AIM:
From the entries below, list each line with "thorax".

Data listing
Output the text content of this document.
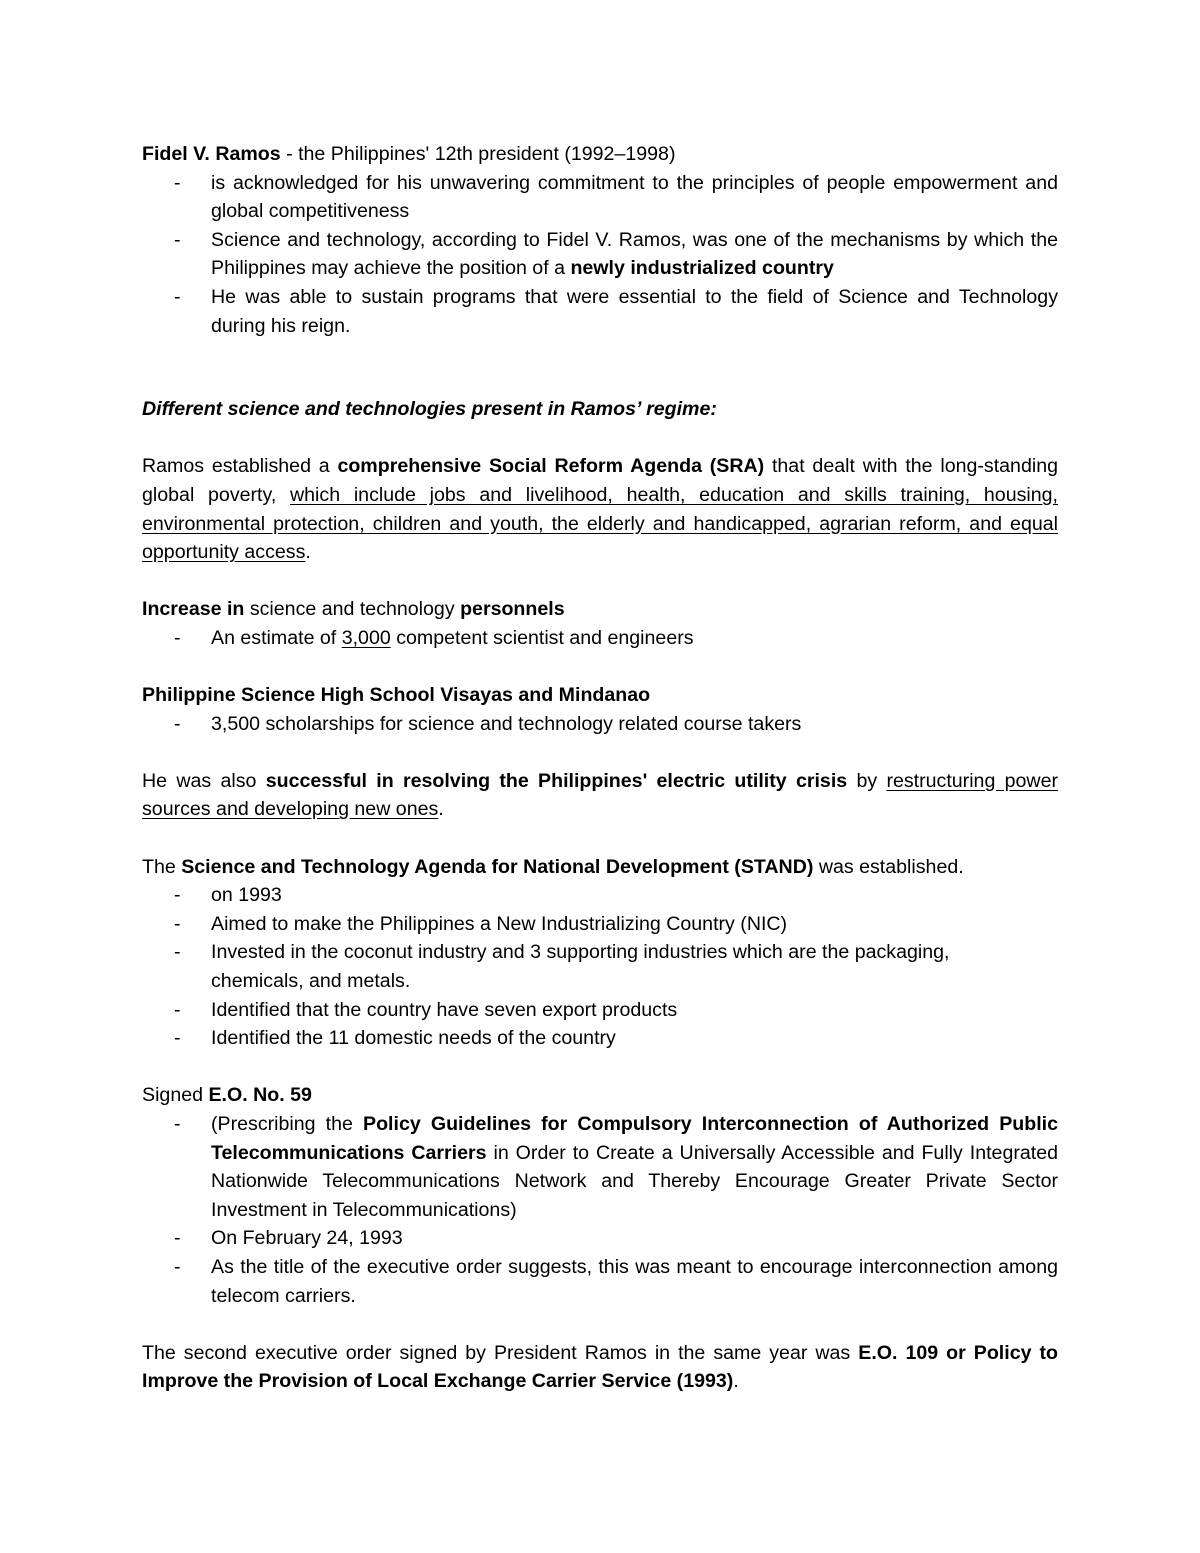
Fidel V. Ramos - the Philippines' 12th president (1992–1998)

- is acknowledged for his unwavering commitment to the principles of people empowerment and global competitiveness
- Science and technology, according to Fidel V. Ramos, was one of the mechanisms by which the Philippines may achieve the position of a newly industrialized country
- He was able to sustain programs that were essential to the field of Science and Technology during his reign.

Different science and technologies present in Ramos’ regime:

Ramos established a comprehensive Social Reform Agenda (SRA) that dealt with the long-standing global poverty, which include jobs and livelihood, health, education and skills training, housing, environmental protection, children and youth, the elderly and handicapped, agrarian reform, and equal opportunity access.

Increase in science and technology personnels

- An estimate of 3,000 competent scientist and engineers

Philippine Science High School Visayas and Mindanao

- 3,500 scholarships for science and technology related course takers

He was also successful in resolving the Philippines' electric utility crisis by restructuring power sources and developing new ones.

The Science and Technology Agenda for National Development (STAND) was established.

- on 1993
- Aimed to make the Philippines a New Industrializing Country (NIC)
- Invested in the coconut industry and 3 supporting industries which are the packaging, chemicals, and metals.
- Identified that the country have seven export products
- Identified the 11 domestic needs of the country

Signed E.O. No. 59

- (Prescribing the Policy Guidelines for Compulsory Interconnection of Authorized Public Telecommunications Carriers in Order to Create a Universally Accessible and Fully Integrated Nationwide Telecommunications Network and Thereby Encourage Greater Private Sector Investment in Telecommunications)
- On February 24, 1993
- As the title of the executive order suggests, this was meant to encourage interconnection among telecom carriers.

The second executive order signed by President Ramos in the same year was E.O. 109 or Policy to Improve the Provision of Local Exchange Carrier Service (1993).
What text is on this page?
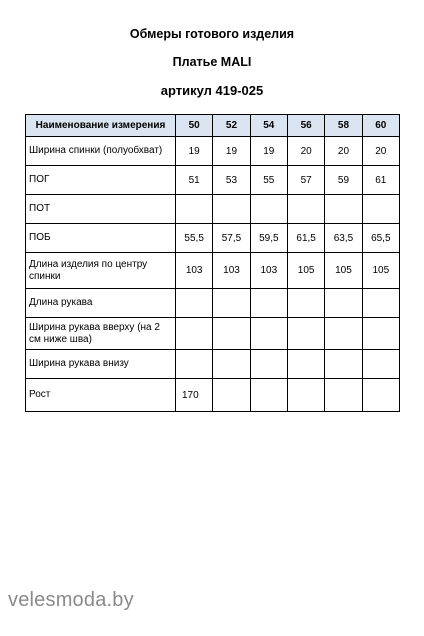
Обмеры готового изделия
Платье MALI
артикул 419-025
Наименование измерения	50	52	54	56	58	60
Ширина спинки (полуобхват)	19	19	19	20	20	20
ПОГ	51	53	55	57	59	61
ПОТ						
ПОБ	55,5	57,5	59,5	61,5	63,5	65,5
Длина изделия по центру спинки	103	103	103	105	105	105
Длина рукава						
Ширина рукава вверху (на 2 см ниже шва)						
Ширина рукава внизу						
Рост	170					
velesmoda.by
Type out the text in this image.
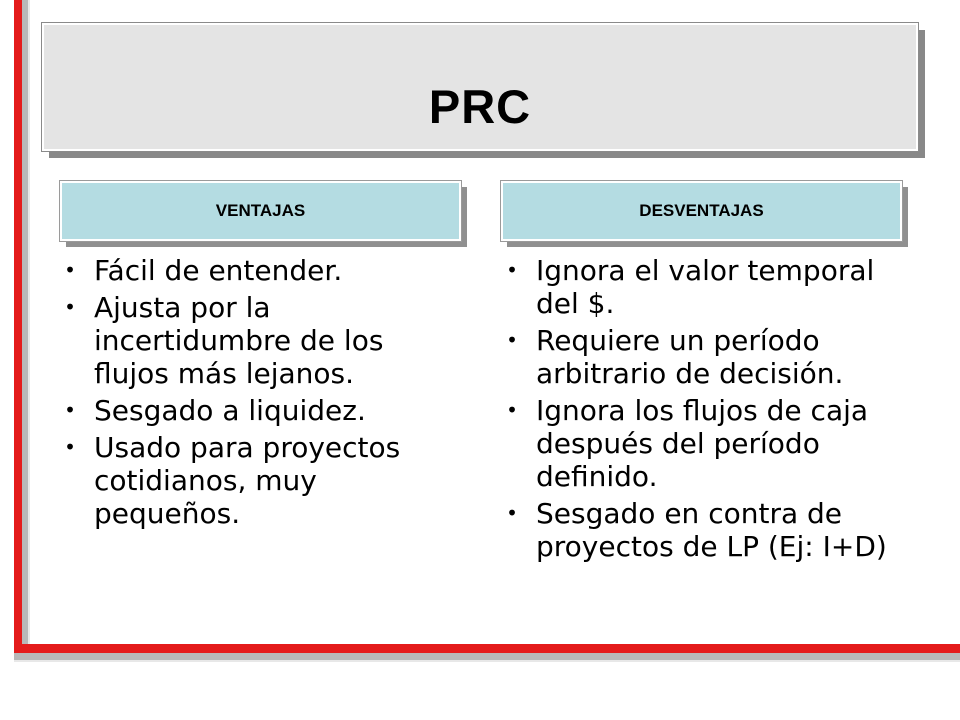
PRC
VENTAJAS	DESVENTAJAS
• Fácil de entender.
• Ajusta por la incertidumbre de los flujos más lejanos.
• Sesgado a liquidez.
• Usado para proyectos cotidianos, muy pequeños.
• Ignora el valor temporal del $.
• Requiere un período arbitrario de decisión.
• Ignora los flujos de caja después del período definido.
• Sesgado en contra de proyectos de LP (Ej: I+D)
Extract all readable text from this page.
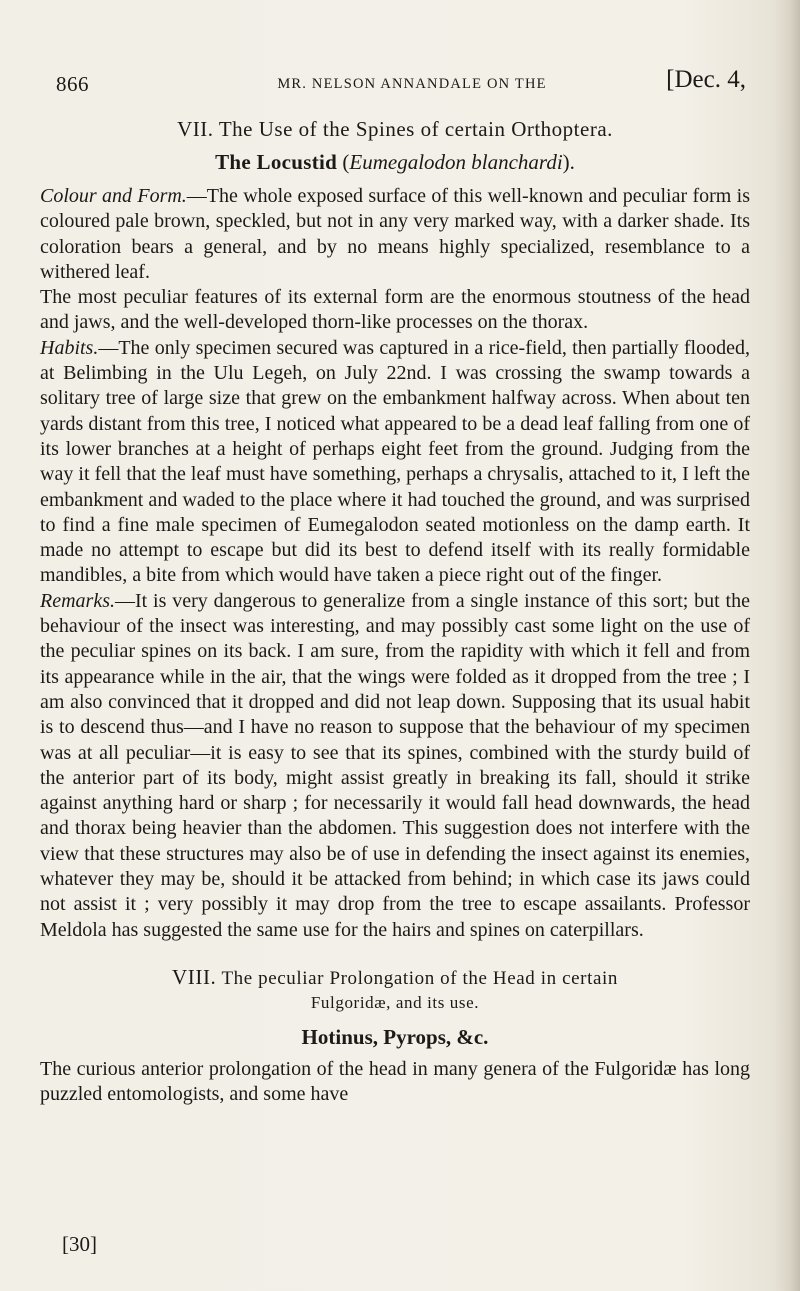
866	MR. NELSON ANNANDALE ON THE	[Dec. 4,
VII. The Use of the Spines of certain Orthoptera.
The Locustid (Eumegalodon blanchardi).

Colour and Form.—The whole exposed surface of this well-known and peculiar form is coloured pale brown, speckled, but not in any very marked way, with a darker shade. Its coloration bears a general, and by no means highly specialized, resemblance to a withered leaf.

The most peculiar features of its external form are the enormous stoutness of the head and jaws, and the well-developed thorn-like processes on the thorax.

Habits.—The only specimen secured was captured in a rice-field, then partially flooded, at Belimbing in the Ulu Legeh, on July 22nd. I was crossing the swamp towards a solitary tree of large size that grew on the embankment halfway across. When about ten yards distant from this tree, I noticed what appeared to be a dead leaf falling from one of its lower branches at a height of perhaps eight feet from the ground. Judging from the way it fell that the leaf must have something, perhaps a chrysalis, attached to it, I left the embankment and waded to the place where it had touched the ground, and was surprised to find a fine male specimen of Eumegalodon seated motionless on the damp earth. It made no attempt to escape but did its best to defend itself with its really formidable mandibles, a bite from which would have taken a piece right out of the finger.

Remarks.—It is very dangerous to generalize from a single instance of this sort; but the behaviour of the insect was interesting, and may possibly cast some light on the use of the peculiar spines on its back. I am sure, from the rapidity with which it fell and from its appearance while in the air, that the wings were folded as it dropped from the tree ; I am also convinced that it dropped and did not leap down. Supposing that its usual habit is to descend thus—and I have no reason to suppose that the behaviour of my specimen was at all peculiar—it is easy to see that its spines, combined with the sturdy build of the anterior part of its body, might assist greatly in breaking its fall, should it strike against anything hard or sharp ; for necessarily it would fall head downwards, the head and thorax being heavier than the abdomen. This suggestion does not interfere with the view that these structures may also be of use in defending the insect against its enemies, whatever they may be, should it be attacked from behind; in which case its jaws could not assist it ; very possibly it may drop from the tree to escape assailants. Professor Meldola has suggested the same use for the hairs and spines on caterpillars.

VIII. The peculiar Prolongation of the Head in certain
Fulgoridæ, and its use.
Hotinus, Pyrops, &c.

The curious anterior prolongation of the head in many genera of the Fulgoridæ has long puzzled entomologists, and some have

[30]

RESPONSE TO THE EXERCISE:
The most peculiar features of its external form are the enormous stoutness of the head and jaws, and the well-developed thorn-like processes on the thorax.
Remarks.—It is very dangerous to generalize from a single instance of this sort; but the behaviour of the insect was interesting, and may possibly cast some light on the use of the peculiar spines on its back. I am sure, from the rapidity with which it fell and from its appearance while in the air, that the wings were folded as it dropped from the tree ; I am also convinced that it dropped and did not leap down. Supposing that its usual habit is to descend thus—and I have no reason to suppose that the behaviour of my specimen was at all peculiar—it is easy to see that its spines, combined with the sturdy build of the anterior part of its body, might assist greatly in breaking its fall, should it strike against anything hard or sharp ; for necessarily it would fall head downwards, the head and thorax being heavier than the abdomen. This suggestion does not interfere with the view that these structures may also be of use in defending the insect against its enemies, whatever they may be, should it be attacked from behind; in which case its jaws could not assist it ; very possibly it may drop from the tree to escape assailants. Professor Meldola has suggested the same use for the hairs and spines on caterpillars.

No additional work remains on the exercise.